◆ Source passage:

Try GKE on Bare Metal on Compute Engine VMs

This page shows you how to try GKE on Bare Metal in High Availability (HA) mode using Virtual Machines (VMs) running on Compute Engine.

You can try out GKE on Bare Metal quickly and without having to prepare any hardware. Completing the steps on this page provides you with working test environment running on Compute Engine for your GKE on Bare Metal environment.

To try GKE on Bare Metal on Compute Engine VMs, complete the following steps:

  1. Create six VMs in Compute Engine
  2. Create a vxlan network between all VMs with L2 connectivity
  3. Install prerequisites for GKE on Bare Metal
  4. Deploy an GKE on Bare Metal cluster
  5. Verify your cluster

Before you begin

The deployment requires the following resources:

  • Six VMs to deploy GKE on Bare Metal
  • One workstation that is logged into gcloud with Owner permissions for your project.

The steps in this guide are taken from the installation script in the anthos-samples repository. The FAQ section has more information on how to customize this script to work with some popular variations.

Create six VMs in Compute Engine

Complete these steps to create the following VMs:

  • One admin VM used to deploy GKE on Bare Metal to the other machines.
  • Three VMs for the three control plane nodes needed to run the GKE on Bare Metal control plane.
  • Two VMs for the two worker nodes needed to run workloads on the GKE on Bare Metal cluster.

◆ Exercise A: Return every line of the records that contains the string "range", matching case exactly.
The page about GKE on Bare Metal and the records have no connection to each other.

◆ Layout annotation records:
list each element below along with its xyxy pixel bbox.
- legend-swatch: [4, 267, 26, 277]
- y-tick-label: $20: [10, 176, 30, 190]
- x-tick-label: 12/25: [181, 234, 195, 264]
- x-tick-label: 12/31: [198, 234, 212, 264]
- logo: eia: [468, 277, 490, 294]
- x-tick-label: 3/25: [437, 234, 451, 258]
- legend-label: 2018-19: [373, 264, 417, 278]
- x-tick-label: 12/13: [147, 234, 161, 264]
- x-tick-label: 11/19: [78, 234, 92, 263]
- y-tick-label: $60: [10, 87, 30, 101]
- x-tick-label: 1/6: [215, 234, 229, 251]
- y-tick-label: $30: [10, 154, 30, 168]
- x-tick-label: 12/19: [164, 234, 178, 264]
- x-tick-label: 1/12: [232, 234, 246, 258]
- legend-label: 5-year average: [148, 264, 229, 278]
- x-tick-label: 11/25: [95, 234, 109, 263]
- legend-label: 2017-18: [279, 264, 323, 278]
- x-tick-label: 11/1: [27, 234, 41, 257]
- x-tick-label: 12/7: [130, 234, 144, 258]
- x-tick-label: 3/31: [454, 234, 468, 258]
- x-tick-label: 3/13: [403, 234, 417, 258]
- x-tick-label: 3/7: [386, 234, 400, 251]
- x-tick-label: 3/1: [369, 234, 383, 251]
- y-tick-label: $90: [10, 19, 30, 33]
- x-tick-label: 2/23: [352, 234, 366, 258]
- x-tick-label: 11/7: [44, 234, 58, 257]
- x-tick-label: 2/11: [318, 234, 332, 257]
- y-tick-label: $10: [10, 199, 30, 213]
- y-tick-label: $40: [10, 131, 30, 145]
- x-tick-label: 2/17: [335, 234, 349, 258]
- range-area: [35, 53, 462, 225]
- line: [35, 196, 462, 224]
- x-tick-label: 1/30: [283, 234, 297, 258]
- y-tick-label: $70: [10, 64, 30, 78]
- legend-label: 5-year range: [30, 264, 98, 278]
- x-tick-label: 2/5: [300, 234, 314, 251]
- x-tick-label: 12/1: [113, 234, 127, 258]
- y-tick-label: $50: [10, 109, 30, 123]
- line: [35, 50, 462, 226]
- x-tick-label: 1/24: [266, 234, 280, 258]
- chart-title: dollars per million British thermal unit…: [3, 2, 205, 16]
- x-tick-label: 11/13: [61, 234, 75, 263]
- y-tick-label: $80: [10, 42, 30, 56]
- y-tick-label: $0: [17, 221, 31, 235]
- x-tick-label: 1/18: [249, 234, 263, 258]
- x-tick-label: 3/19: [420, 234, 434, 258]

◆ Exercise B: In the GKE on Bare Metal guide, what permissions must the workstation have when logged into gcloud?

◆ Exercise result A:
- range-area: [35, 53, 462, 225]
- legend-label: 5-year range: [30, 264, 98, 278]

◆ Exercise result B: Owner permissions for your project.